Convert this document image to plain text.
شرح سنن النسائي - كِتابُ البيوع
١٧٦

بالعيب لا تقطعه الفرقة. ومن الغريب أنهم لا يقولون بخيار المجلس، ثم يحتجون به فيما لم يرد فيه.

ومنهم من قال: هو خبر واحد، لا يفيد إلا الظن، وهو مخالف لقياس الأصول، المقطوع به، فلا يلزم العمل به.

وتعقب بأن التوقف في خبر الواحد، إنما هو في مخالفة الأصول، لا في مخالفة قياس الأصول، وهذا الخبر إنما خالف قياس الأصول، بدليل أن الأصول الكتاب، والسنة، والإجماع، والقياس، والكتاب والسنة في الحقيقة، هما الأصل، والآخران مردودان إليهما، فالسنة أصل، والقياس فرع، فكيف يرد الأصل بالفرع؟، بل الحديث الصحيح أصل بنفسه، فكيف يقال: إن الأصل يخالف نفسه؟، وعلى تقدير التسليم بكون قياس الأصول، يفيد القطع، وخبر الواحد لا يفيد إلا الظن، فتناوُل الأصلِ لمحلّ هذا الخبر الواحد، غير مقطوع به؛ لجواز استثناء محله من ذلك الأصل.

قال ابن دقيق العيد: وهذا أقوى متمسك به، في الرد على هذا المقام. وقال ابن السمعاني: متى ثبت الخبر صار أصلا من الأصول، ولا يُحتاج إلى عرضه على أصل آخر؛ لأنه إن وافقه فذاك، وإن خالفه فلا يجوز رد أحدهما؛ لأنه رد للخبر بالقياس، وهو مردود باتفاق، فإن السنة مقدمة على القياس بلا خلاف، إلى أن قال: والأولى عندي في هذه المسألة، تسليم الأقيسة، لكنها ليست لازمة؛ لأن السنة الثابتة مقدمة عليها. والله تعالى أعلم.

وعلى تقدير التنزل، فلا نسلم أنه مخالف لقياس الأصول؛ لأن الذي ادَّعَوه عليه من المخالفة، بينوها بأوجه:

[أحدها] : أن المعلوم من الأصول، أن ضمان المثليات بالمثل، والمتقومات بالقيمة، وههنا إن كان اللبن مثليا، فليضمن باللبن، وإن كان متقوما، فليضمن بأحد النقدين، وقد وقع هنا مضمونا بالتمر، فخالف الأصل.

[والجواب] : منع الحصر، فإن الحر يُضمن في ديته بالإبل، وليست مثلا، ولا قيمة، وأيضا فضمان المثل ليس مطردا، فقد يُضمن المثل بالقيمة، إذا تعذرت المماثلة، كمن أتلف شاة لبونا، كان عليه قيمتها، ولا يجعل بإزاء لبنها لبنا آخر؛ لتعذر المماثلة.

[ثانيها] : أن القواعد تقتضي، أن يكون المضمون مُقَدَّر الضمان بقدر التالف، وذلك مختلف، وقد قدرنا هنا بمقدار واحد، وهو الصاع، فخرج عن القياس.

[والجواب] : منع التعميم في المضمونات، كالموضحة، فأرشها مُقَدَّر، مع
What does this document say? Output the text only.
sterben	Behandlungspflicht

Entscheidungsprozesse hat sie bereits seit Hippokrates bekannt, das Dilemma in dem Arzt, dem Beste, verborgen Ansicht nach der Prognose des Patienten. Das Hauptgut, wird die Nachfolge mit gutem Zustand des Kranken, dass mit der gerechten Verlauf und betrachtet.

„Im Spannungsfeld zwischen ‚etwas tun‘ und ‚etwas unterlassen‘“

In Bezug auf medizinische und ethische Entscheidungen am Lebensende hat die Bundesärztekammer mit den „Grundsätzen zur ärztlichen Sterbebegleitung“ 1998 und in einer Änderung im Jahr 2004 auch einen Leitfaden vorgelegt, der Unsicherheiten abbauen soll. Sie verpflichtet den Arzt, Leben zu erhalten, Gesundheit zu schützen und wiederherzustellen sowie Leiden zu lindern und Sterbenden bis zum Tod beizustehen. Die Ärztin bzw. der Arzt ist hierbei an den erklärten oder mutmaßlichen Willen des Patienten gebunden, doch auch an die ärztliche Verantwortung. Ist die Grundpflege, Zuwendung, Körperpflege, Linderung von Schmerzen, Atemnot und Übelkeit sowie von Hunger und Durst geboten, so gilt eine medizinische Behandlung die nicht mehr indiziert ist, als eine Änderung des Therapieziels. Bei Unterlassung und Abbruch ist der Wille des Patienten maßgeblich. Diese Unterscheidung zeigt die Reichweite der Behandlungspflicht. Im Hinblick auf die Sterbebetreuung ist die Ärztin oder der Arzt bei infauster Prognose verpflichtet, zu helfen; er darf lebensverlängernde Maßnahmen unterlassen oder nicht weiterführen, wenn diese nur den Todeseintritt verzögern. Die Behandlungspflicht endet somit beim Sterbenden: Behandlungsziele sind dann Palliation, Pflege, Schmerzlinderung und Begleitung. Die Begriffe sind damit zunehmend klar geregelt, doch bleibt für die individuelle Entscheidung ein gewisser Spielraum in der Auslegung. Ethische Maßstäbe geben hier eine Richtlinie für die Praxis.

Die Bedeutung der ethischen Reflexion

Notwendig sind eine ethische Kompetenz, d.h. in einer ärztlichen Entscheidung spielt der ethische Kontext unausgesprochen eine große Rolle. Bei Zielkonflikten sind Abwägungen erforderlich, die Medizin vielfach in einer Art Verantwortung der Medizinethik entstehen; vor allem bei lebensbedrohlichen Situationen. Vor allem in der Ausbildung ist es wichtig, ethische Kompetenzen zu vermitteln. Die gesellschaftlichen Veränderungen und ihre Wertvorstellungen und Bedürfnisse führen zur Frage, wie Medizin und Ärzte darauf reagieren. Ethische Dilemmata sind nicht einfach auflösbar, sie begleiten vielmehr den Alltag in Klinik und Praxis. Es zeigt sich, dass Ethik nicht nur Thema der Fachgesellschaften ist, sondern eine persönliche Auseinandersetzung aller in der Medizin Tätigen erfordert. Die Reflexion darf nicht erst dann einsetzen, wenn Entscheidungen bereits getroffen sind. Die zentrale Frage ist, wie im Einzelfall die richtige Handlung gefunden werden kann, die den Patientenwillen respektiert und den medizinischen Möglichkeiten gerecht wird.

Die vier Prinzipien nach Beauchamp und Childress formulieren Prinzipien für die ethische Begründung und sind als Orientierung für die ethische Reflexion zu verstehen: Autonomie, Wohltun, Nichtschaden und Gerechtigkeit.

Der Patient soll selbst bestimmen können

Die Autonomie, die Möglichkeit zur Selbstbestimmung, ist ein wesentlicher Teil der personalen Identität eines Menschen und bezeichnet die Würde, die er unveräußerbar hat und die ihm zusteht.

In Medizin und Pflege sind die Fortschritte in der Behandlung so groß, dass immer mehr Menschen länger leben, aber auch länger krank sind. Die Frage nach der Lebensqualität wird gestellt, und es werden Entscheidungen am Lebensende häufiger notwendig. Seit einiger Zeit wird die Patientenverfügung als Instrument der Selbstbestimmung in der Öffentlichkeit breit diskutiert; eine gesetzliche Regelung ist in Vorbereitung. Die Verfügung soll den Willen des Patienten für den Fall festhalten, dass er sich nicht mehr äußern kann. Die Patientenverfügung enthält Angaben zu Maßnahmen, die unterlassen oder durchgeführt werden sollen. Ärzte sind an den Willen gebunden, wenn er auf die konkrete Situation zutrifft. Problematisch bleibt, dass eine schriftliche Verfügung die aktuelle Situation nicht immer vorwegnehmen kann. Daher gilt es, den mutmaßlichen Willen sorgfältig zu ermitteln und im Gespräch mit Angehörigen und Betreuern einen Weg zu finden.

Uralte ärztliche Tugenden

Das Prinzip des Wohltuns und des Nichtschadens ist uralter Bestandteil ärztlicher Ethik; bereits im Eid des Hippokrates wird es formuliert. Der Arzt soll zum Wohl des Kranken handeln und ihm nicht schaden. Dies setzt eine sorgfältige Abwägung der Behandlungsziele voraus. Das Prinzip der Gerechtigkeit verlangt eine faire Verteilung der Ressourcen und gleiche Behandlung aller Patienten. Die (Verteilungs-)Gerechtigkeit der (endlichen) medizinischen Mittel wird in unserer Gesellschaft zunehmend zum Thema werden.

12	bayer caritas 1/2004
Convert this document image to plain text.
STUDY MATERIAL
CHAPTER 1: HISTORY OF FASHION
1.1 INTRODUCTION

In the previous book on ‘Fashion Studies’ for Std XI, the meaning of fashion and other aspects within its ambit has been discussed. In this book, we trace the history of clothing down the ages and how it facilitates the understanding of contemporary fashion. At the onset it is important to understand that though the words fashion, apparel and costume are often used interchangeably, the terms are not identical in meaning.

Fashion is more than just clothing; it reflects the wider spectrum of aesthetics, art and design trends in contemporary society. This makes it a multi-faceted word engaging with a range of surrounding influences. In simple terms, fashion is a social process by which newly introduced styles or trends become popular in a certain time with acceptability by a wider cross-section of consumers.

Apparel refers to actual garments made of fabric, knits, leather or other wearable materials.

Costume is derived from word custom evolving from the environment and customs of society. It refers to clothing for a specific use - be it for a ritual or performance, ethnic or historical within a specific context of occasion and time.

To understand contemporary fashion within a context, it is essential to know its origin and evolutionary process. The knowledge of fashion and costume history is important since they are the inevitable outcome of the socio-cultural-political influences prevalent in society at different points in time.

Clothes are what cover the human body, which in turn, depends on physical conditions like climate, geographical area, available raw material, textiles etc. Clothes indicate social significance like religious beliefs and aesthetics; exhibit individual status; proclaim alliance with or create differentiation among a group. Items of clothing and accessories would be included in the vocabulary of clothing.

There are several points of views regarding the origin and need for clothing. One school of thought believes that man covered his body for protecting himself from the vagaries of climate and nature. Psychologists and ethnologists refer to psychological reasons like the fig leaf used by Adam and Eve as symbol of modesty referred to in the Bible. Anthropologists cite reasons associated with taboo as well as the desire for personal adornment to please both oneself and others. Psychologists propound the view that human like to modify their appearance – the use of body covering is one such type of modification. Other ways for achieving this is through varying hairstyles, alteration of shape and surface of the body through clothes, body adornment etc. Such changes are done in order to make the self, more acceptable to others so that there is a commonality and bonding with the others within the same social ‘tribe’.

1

• • • •

Stated goal: Identify the lines that hold the word "وهذا". Copy every one of them.

Task output:
وتعقب بأن التوقف في خبر الواحد، إنما هو في مخالفة الأصول، لا في مخالفة قياس الأصول، وهذا الخبر إنما خالف قياس الأصول، بدليل أن الأصول الكتاب، والسنة، والإجماع، والقياس، والكتاب والسنة في الحقيقة، هما الأصل، والآخران مردودان إليهما، فالسنة أصل، والقياس فرع، فكيف يرد الأصل بالفرع؟، بل الحديث الصحيح أصل بنفسه، فكيف يقال: إن الأصل يخالف نفسه؟، وعلى تقدير التسليم بكون قياس الأصول، يفيد القطع، وخبر الواحد لا يفيد إلا الظن، فتناوُل الأصلِ لمحلّ هذا الخبر الواحد، غير مقطوع به؛ لجواز استثناء محله من ذلك الأصل.
قال ابن دقيق العيد: وهذا أقوى متمسك به، في الرد على هذا المقام. وقال ابن السمعاني: متى ثبت الخبر صار أصلا من الأصول، ولا يُحتاج إلى عرضه على أصل آخر؛ لأنه إن وافقه فذاك، وإن خالفه فلا يجوز رد أحدهما؛ لأنه رد للخبر بالقياس، وهو مردود باتفاق، فإن السنة مقدمة على القياس بلا خلاف، إلى أن قال: والأولى عندي في هذه المسألة، تسليم الأقيسة، لكنها ليست لازمة؛ لأن السنة الثابتة مقدمة عليها. والله تعالى أعلم.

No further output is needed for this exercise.